What is asked:
Transcribe each entry below exactly. Pictures do not go in the copy.

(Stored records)
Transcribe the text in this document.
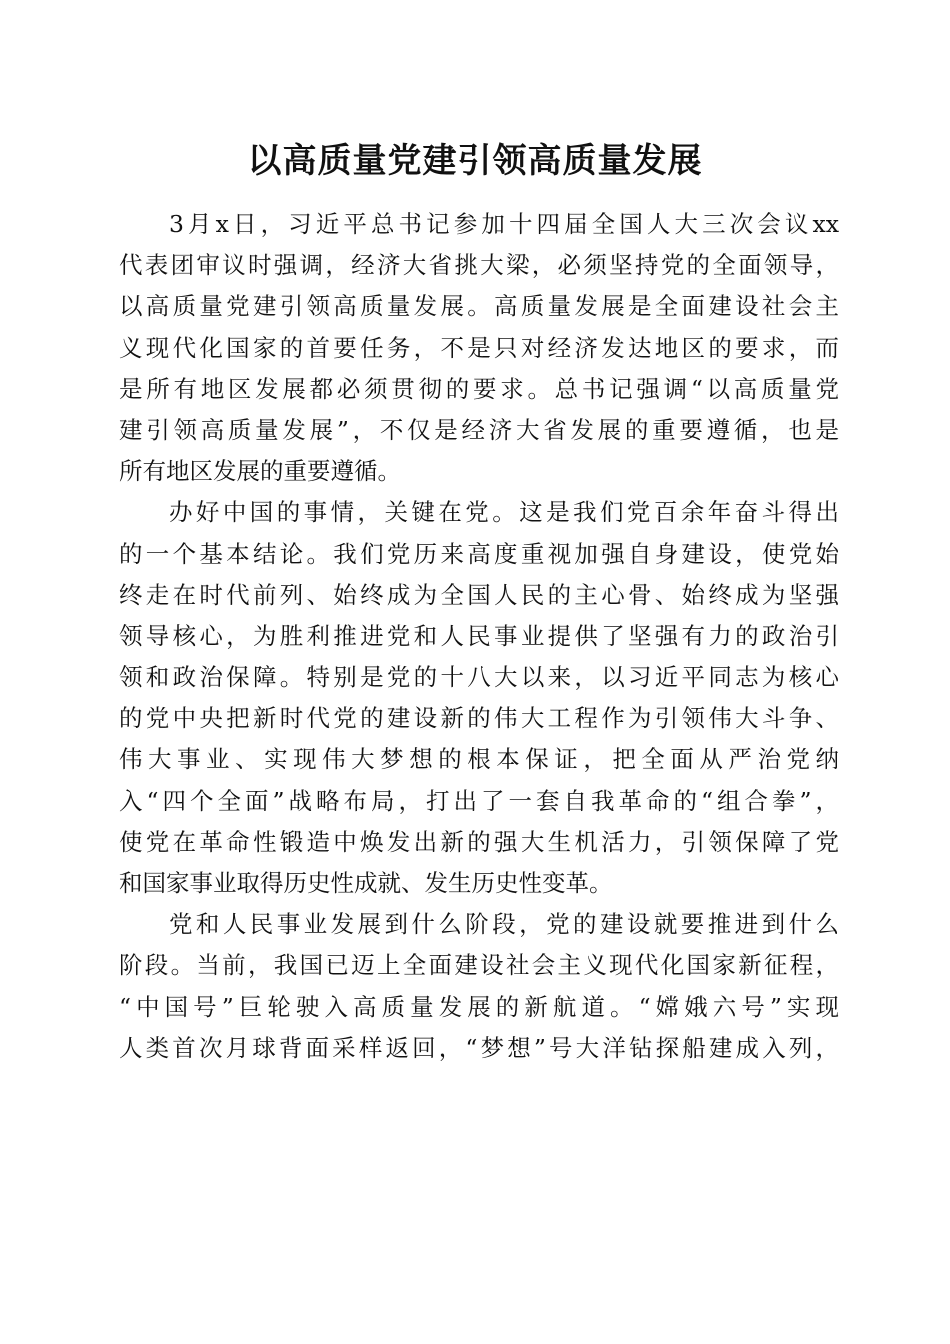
以高质量党建引领高质量发展
3月x日，习近平总书记参加十四届全国人大三次会议xx
代表团审议时强调，经济大省挑大梁，必须坚持党的全面领导，
以高质量党建引领高质量发展。高质量发展是全面建设社会主
义现代化国家的首要任务，不是只对经济发达地区的要求，而
是所有地区发展都必须贯彻的要求。总书记强调“以高质量党
建引领高质量发展”，不仅是经济大省发展的重要遵循，也是
所有地区发展的重要遵循。
办好中国的事情，关键在党。这是我们党百余年奋斗得出
的一个基本结论。我们党历来高度重视加强自身建设，使党始
终走在时代前列、始终成为全国人民的主心骨、始终成为坚强
领导核心，为胜利推进党和人民事业提供了坚强有力的政治引
领和政治保障。特别是党的十八大以来，以习近平同志为核心
的党中央把新时代党的建设新的伟大工程作为引领伟大斗争、
伟大事业、实现伟大梦想的根本保证，把全面从严治党纳
入“四个全面”战略布局，打出了一套自我革命的“组合拳”，
使党在革命性锻造中焕发出新的强大生机活力，引领保障了党
和国家事业取得历史性成就、发生历史性变革。
党和人民事业发展到什么阶段，党的建设就要推进到什么
阶段。当前，我国已迈上全面建设社会主义现代化国家新征程，
“中国号”巨轮驶入高质量发展的新航道。“嫦娥六号”实现
人类首次月球背面采样返回，“梦想”号大洋钻探船建成入列，
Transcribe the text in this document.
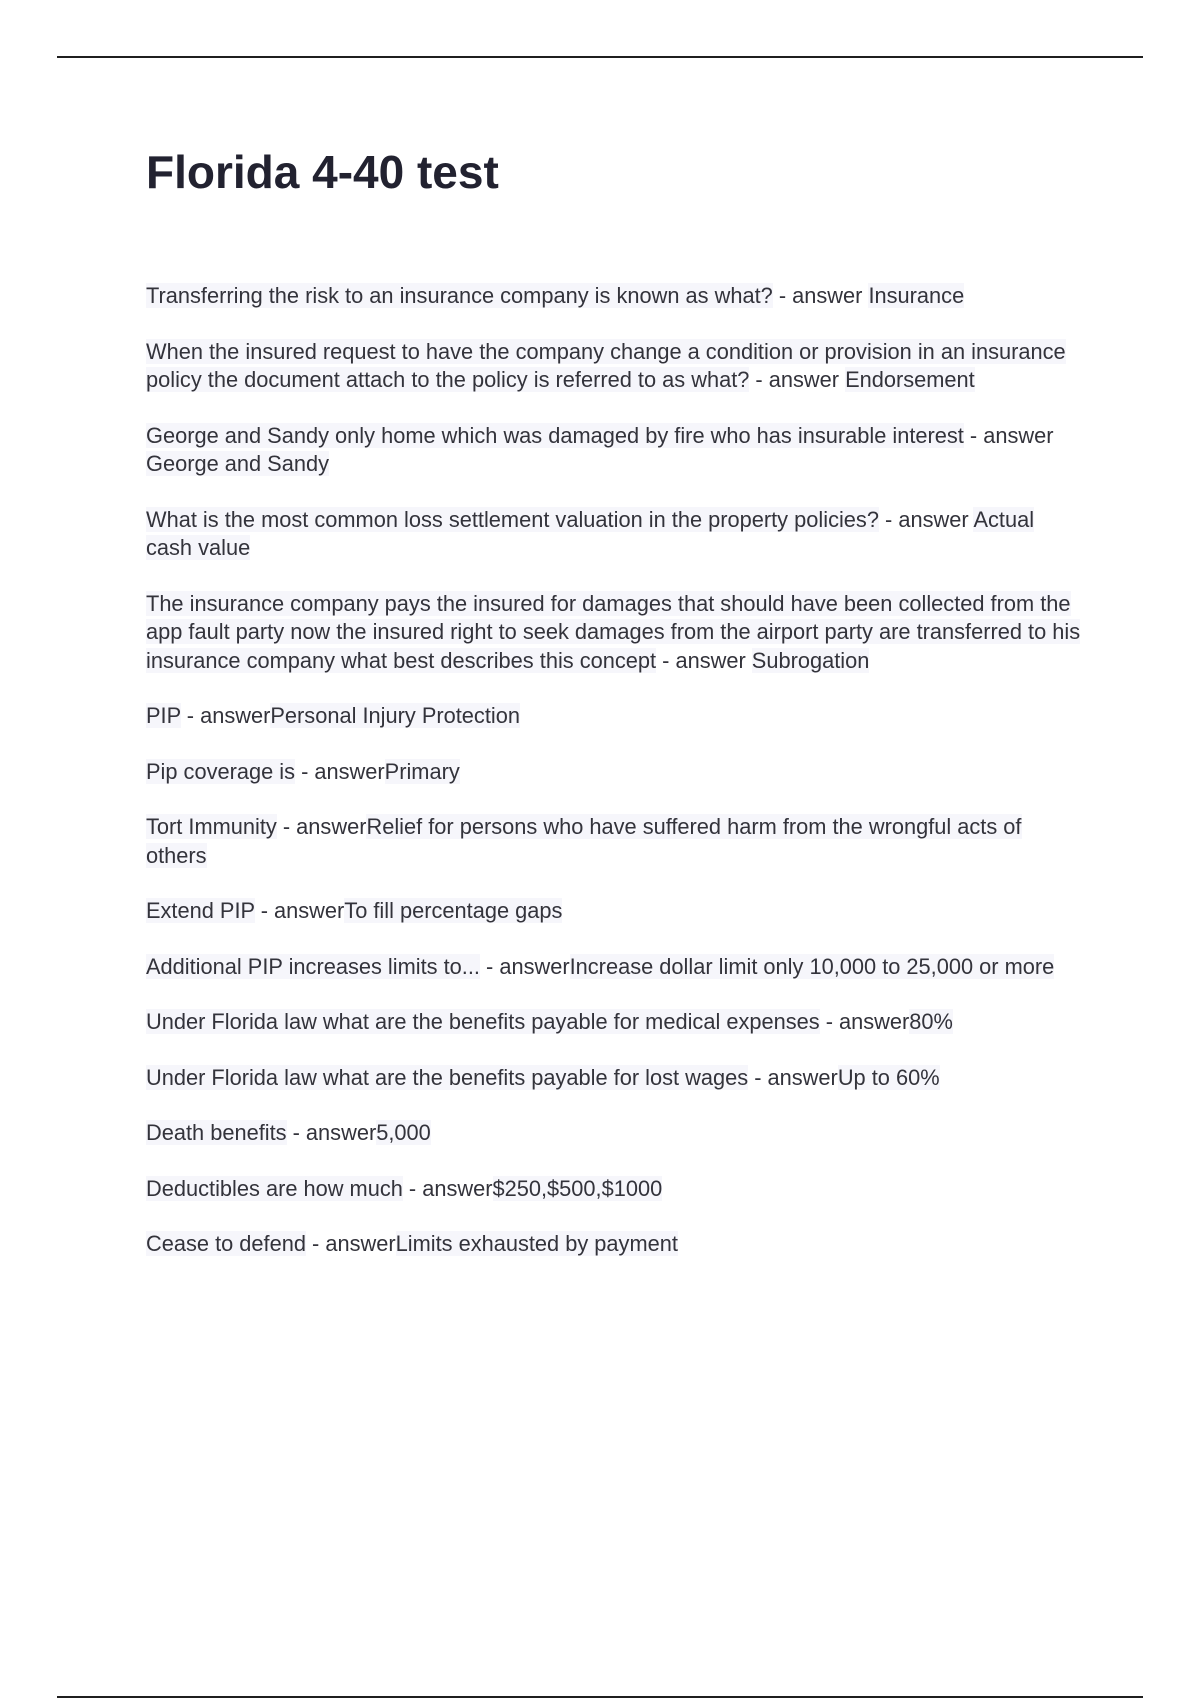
Florida 4-40 test

Transferring the risk to an insurance company is known as what? - answer Insurance

When the insured request to have the company change a condition or provision in an insurance policy the document attach to the policy is referred to as what? - answer Endorsement

George and Sandy only home which was damaged by fire who has insurable interest - answer George and Sandy

What is the most common loss settlement valuation in the property policies? - answer Actual cash value

The insurance company pays the insured for damages that should have been collected from the app fault party now the insured right to seek damages from the airport party are transferred to his insurance company what best describes this concept - answer Subrogation

PIP - answerPersonal Injury Protection

Pip coverage is - answerPrimary

Tort Immunity - answerRelief for persons who have suffered harm from the wrongful acts of others

Extend PIP - answerTo fill percentage gaps

Additional PIP increases limits to... - answerIncrease dollar limit only 10,000 to 25,000 or more

Under Florida law what are the benefits payable for medical expenses - answer80%

Under Florida law what are the benefits payable for lost wages - answerUp to 60%

Death benefits - answer5,000

Deductibles are how much - answer$250,$500,$1000

Cease to defend - answerLimits exhausted by payment
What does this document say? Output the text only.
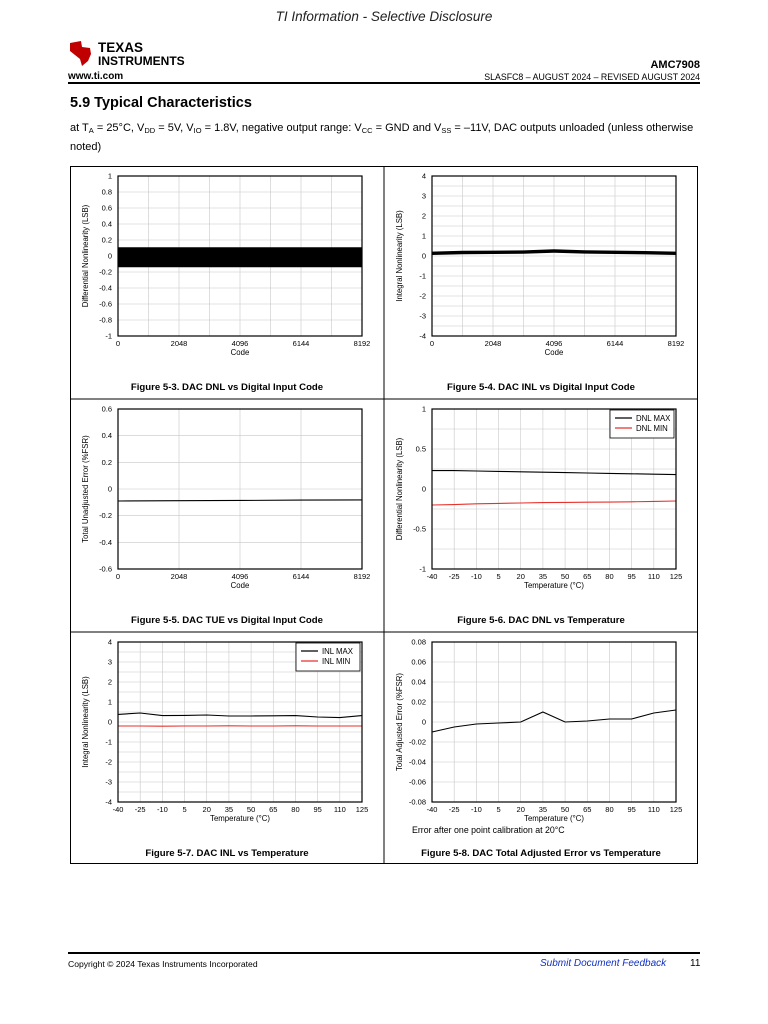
TI Information - Selective Disclosure
TEXAS
INSTRUMENTS
www.ti.com
AMC7908
SLASFC8 – AUGUST 2024 – REVISED AUGUST 2024
5.9 Typical Characteristics
at $T_A = 25^\circ C$, $V_{DD} = 5V$, $V_{IO} = 1.8V$, negative output range: $V_{CC}$ = GND and $V_{SS} = -11V$, DAC outputs unloaded (unless otherwise noted)
-1
-0.8
-0.6
-0.4
-0.2
0
0.2
0.4
0.6
0.8
1
0	2048	4096	6144	8192
Code
Differential Nonlinearity (LSB)
Figure 5-3. DAC DNL vs Digital Input Code
-4
-3
-2
-1
0
1
2
3
4
0	2048	4096	6144	8192
Code
Integral Nonlinearity (LSB)
Figure 5-4. DAC INL vs Digital Input Code
-0.6
-0.4
-0.2
0
0.2
0.4
0.6
0	2048	4096	6144	8192
Code
Total Unadjusted Error (%FSR)
Figure 5-5. DAC TUE vs Digital Input Code
-1
-0.5
0
0.5
1
-40 -25 -10 5 20 35 50 65 80 95 110 125
Temperature (°C)
Differential Nonlinearity (LSB)
DNL MAX
DNL MIN
Figure 5-6. DAC DNL vs Temperature
-4
-3
-2
-1
0
1
2
3
4
-40 -25 -10 5 20 35 50 65 80 95 110 125
Temperature (°C)
Integral Nonlinearity (LSB)
INL MAX
INL MIN
Figure 5-7. DAC INL vs Temperature
-0.08
-0.06
-0.04
-0.02
0
0.02
0.04
0.06
0.08
-40 -25 -10 5 20 35 50 65 80 95 110 125
Temperature (°C)
Total Adjusted Error (%FSR)
Error after one point calibration at 20°C
Figure 5-8. DAC Total Adjusted Error vs Temperature
Copyright © 2024 Texas Instruments Incorporated	Submit Document Feedback 11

Response to this task:
Transcribe the text in this document.
以高质量党建引领高质量发展
3月x日，习近平总书记参加十四届全国人大三次会议xx
代表团审议时强调，经济大省挑大梁，必须坚持党的全面领导，
以高质量党建引领高质量发展。高质量发展是全面建设社会主
义现代化国家的首要任务，不是只对经济发达地区的要求，而
是所有地区发展都必须贯彻的要求。总书记强调“以高质量党
建引领高质量发展”，不仅是经济大省发展的重要遵循，也是
所有地区发展的重要遵循。
办好中国的事情，关键在党。这是我们党百余年奋斗得出
的一个基本结论。我们党历来高度重视加强自身建设，使党始
终走在时代前列、始终成为全国人民的主心骨、始终成为坚强
领导核心，为胜利推进党和人民事业提供了坚强有力的政治引
领和政治保障。特别是党的十八大以来，以习近平同志为核心
的党中央把新时代党的建设新的伟大工程作为引领伟大斗争、
伟大事业、实现伟大梦想的根本保证，把全面从严治党纳
入“四个全面”战略布局，打出了一套自我革命的“组合拳”，
使党在革命性锻造中焕发出新的强大生机活力，引领保障了党
和国家事业取得历史性成就、发生历史性变革。
党和人民事业发展到什么阶段，党的建设就要推进到什么
阶段。当前，我国已迈上全面建设社会主义现代化国家新征程，
“中国号”巨轮驶入高质量发展的新航道。“嫦娥六号”实现
人类首次月球背面采样返回，“梦想”号大洋钻探船建成入列，
Transcribe the text in this document.
Florida 4-40 test

Transferring the risk to an insurance company is known as what? - answer Insurance

When the insured request to have the company change a condition or provision in an insurance policy the document attach to the policy is referred to as what? - answer Endorsement

George and Sandy only home which was damaged by fire who has insurable interest - answer George and Sandy

What is the most common loss settlement valuation in the property policies? - answer Actual cash value

The insurance company pays the insured for damages that should have been collected from the app fault party now the insured right to seek damages from the airport party are transferred to his insurance company what best describes this concept - answer Subrogation

PIP - answerPersonal Injury Protection

Pip coverage is - answerPrimary

Tort Immunity - answerRelief for persons who have suffered harm from the wrongful acts of others

Extend PIP - answerTo fill percentage gaps

Additional PIP increases limits to... - answerIncrease dollar limit only 10,000 to 25,000 or more

Under Florida law what are the benefits payable for medical expenses - answer80%

Under Florida law what are the benefits payable for lost wages - answerUp to 60%

Death benefits - answer5,000

Deductibles are how much - answer$250,$500,$1000

Cease to defend - answerLimits exhausted by payment
What does this document say? Output the text only.
TI Information - Selective Disclosure
TEXAS
INSTRUMENTS
www.ti.com
AMC7908
SLASFC8 – AUGUST 2024 – REVISED AUGUST 2024
5.9 Typical Characteristics
at $T_A = 25^\circ C$, $V_{DD} = 5V$, $V_{IO} = 1.8V$, negative output range: $V_{CC}$ = GND and $V_{SS} = -11V$, DAC outputs unloaded (unless otherwise noted)
-1
-0.8
-0.6
-0.4
-0.2
0
0.2
0.4
0.6
0.8
1
0	2048	4096	6144	8192
Code
Differential Nonlinearity (LSB)
Figure 5-3. DAC DNL vs Digital Input Code
-4
-3
-2
-1
0
1
2
3
4
0	2048	4096	6144	8192
Code
Integral Nonlinearity (LSB)
Figure 5-4. DAC INL vs Digital Input Code
-0.6
-0.4
-0.2
0
0.2
0.4
0.6
0	2048	4096	6144	8192
Code
Total Unadjusted Error (%FSR)
Figure 5-5. DAC TUE vs Digital Input Code
-1
-0.5
0
0.5
1
-40 -25 -10 5 20 35 50 65 80 95 110 125
Temperature (°C)
Differential Nonlinearity (LSB)
DNL MAX
DNL MIN
Figure 5-6. DAC DNL vs Temperature
-4
-3
-2
-1
0
1
2
3
4
-40 -25 -10 5 20 35 50 65 80 95 110 125
Temperature (°C)
Integral Nonlinearity (LSB)
INL MAX
INL MIN
Figure 5-7. DAC INL vs Temperature
-0.08
-0.06
-0.04
-0.02
0
0.02
0.04
0.06
0.08
-40 -25 -10 5 20 35 50 65 80 95 110 125
Temperature (°C)
Total Adjusted Error (%FSR)
Error after one point calibration at 20°C
Figure 5-8. DAC Total Adjusted Error vs Temperature
Copyright © 2024 Texas Instruments Incorporated	Submit Document Feedback 11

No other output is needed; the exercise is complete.